*Work to do:*
Below are records; work out how many of their lines contain "tredje" and give only that number.
------------------------------------------------
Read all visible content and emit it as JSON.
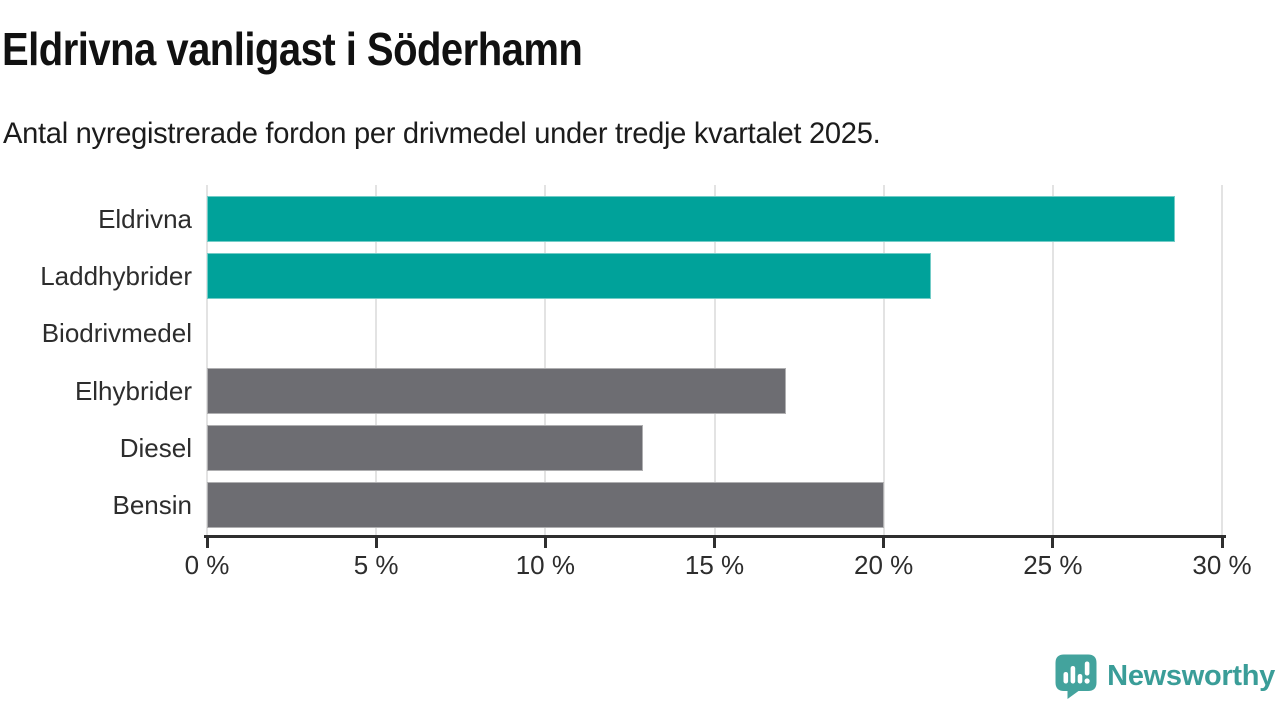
{
  "header": {
    "title": "Eldrivna vanligast i Söderhamn",
    "subtitle": "Antal nyregistrerade fordon per drivmedel under tredje kvartalet 2025."
  },
  "chart_data": {
    "type": "bar",
    "orientation": "horizontal",
    "title": "Eldrivna vanligast i Söderhamn",
    "subtitle": "Antal nyregistrerade fordon per drivmedel under tredje kvartalet 2025.",
    "categories": [
      "Eldrivna",
      "Laddhybrider",
      "Biodrivmedel",
      "Elhybrider",
      "Diesel",
      "Bensin"
    ],
    "values": [
      28.6,
      21.4,
      0,
      17.1,
      12.9,
      20
    ],
    "unit": "%",
    "xlabel": "",
    "ylabel": "",
    "xlim": [
      0,
      30
    ],
    "xticks": [
      0,
      5,
      10,
      15,
      20,
      25,
      30
    ],
    "xtick_labels": [
      "0 %",
      "5 %",
      "10 %",
      "15 %",
      "20 %",
      "25 %",
      "30 %"
    ],
    "grid": true,
    "legend": "none",
    "bar_colors": [
      "#00a29a",
      "#00a29a",
      "#6d6d72",
      "#6d6d72",
      "#6d6d72",
      "#6d6d72"
    ],
    "highlight_color": "#00a29a",
    "default_color": "#6d6d72",
    "grid_color": "#e3e3e3",
    "axis_color": "#2f2f2f",
    "label_color": "#2d2d2d"
  },
  "footer": {
    "brand": "Newsworthy",
    "brand_color": "#3a9d98",
    "logo_icon": "newsworthy-speech-bubble-bar-chart-icon",
    "logo_bg_color": "#43a39d",
    "logo_glyph_color": "#ffffff"
  }
}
------------------------------------------------
*Result of this exercise:*
2